### What the task requires
Leave out the pictures and copy the remaining records exactly.

### Data entries
--- Start ---
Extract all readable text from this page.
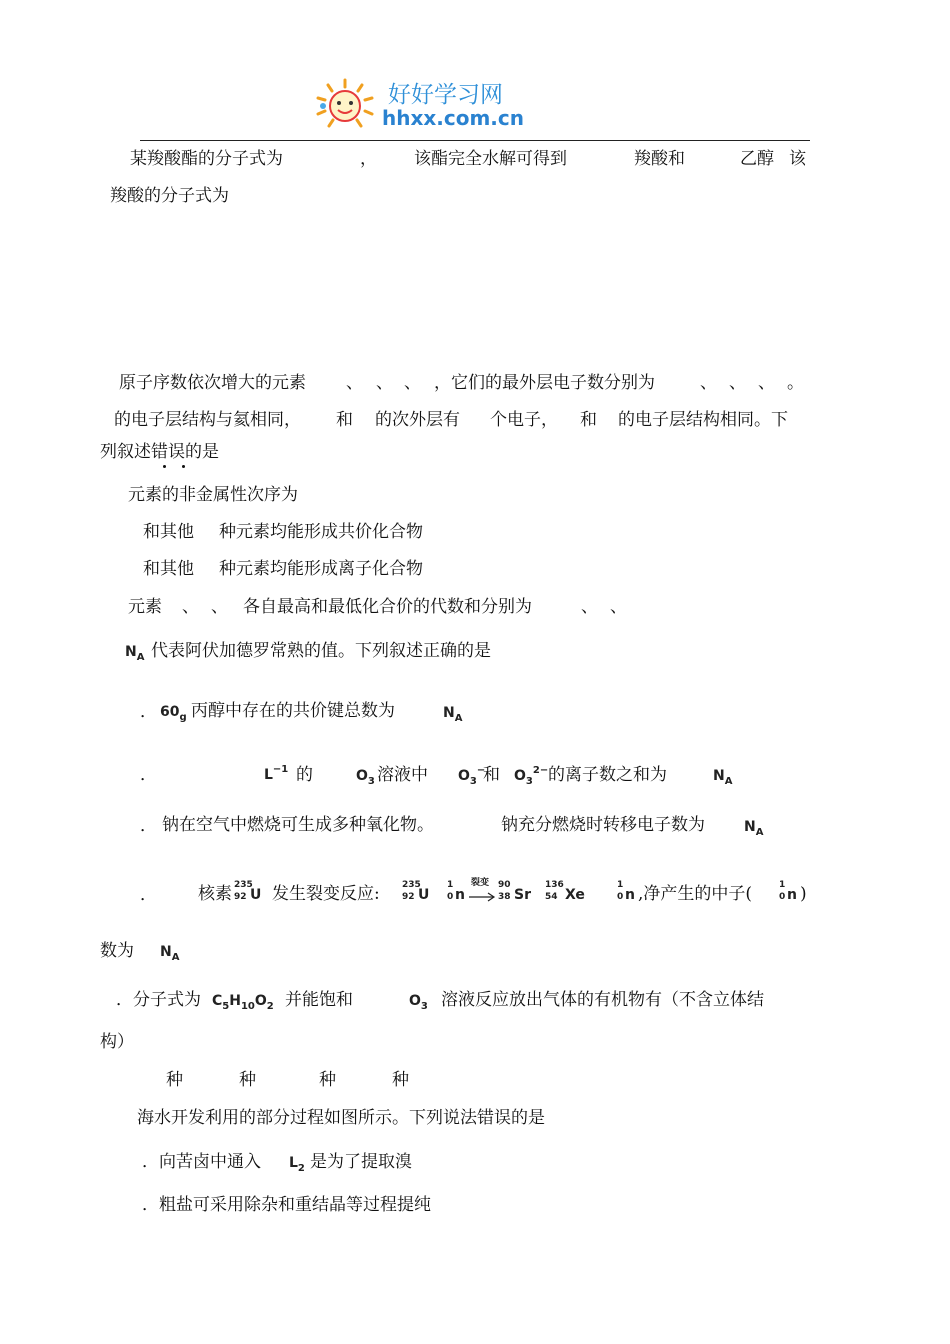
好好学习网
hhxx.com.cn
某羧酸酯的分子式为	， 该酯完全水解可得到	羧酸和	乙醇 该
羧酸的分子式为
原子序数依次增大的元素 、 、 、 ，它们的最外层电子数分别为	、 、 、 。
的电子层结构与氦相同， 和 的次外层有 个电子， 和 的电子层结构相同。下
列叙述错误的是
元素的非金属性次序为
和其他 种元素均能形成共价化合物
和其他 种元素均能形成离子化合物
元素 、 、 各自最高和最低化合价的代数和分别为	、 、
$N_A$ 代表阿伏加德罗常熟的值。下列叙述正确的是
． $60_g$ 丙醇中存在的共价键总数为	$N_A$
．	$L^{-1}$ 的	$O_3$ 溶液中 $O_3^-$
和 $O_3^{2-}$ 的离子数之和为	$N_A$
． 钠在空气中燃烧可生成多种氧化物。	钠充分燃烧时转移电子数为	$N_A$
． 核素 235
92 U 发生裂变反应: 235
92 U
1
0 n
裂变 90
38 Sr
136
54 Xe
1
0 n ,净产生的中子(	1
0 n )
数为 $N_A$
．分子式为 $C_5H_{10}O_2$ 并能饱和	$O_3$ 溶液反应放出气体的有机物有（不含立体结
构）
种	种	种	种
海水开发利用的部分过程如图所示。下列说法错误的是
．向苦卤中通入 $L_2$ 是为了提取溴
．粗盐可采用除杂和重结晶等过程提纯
--- End ---
### Finished answer
Extract all readable text from this page.
好好学习网
hhxx.com.cn
某羧酸酯的分子式为	， 该酯完全水解可得到	羧酸和	乙醇 该
羧酸的分子式为
原子序数依次增大的元素 、 、 、 ，它们的最外层电子数分别为	、 、 、 。
的电子层结构与氦相同， 和 的次外层有 个电子， 和 的电子层结构相同。下
列叙述错误的是
元素的非金属性次序为
和其他 种元素均能形成共价化合物
和其他 种元素均能形成离子化合物
元素 、 、 各自最高和最低化合价的代数和分别为	、 、
$N_A$ 代表阿伏加德罗常熟的值。下列叙述正确的是
． $60_g$ 丙醇中存在的共价键总数为	$N_A$
．	$L^{-1}$ 的	$O_3$ 溶液中 $O_3^-$
和 $O_3^{2-}$ 的离子数之和为	$N_A$
． 钠在空气中燃烧可生成多种氧化物。	钠充分燃烧时转移电子数为	$N_A$
． 核素 235
92 U 发生裂变反应: 235
92 U
1
0 n
裂变 90
38 Sr
136
54 Xe
1
0 n ,净产生的中子(	1
0 n )
数为 $N_A$
．分子式为 $C_5H_{10}O_2$ 并能饱和	$O_3$ 溶液反应放出气体的有机物有（不含立体结
构）
种	种	种	种
海水开发利用的部分过程如图所示。下列说法错误的是
．向苦卤中通入 $L_2$ 是为了提取溴
．粗盐可采用除杂和重结晶等过程提纯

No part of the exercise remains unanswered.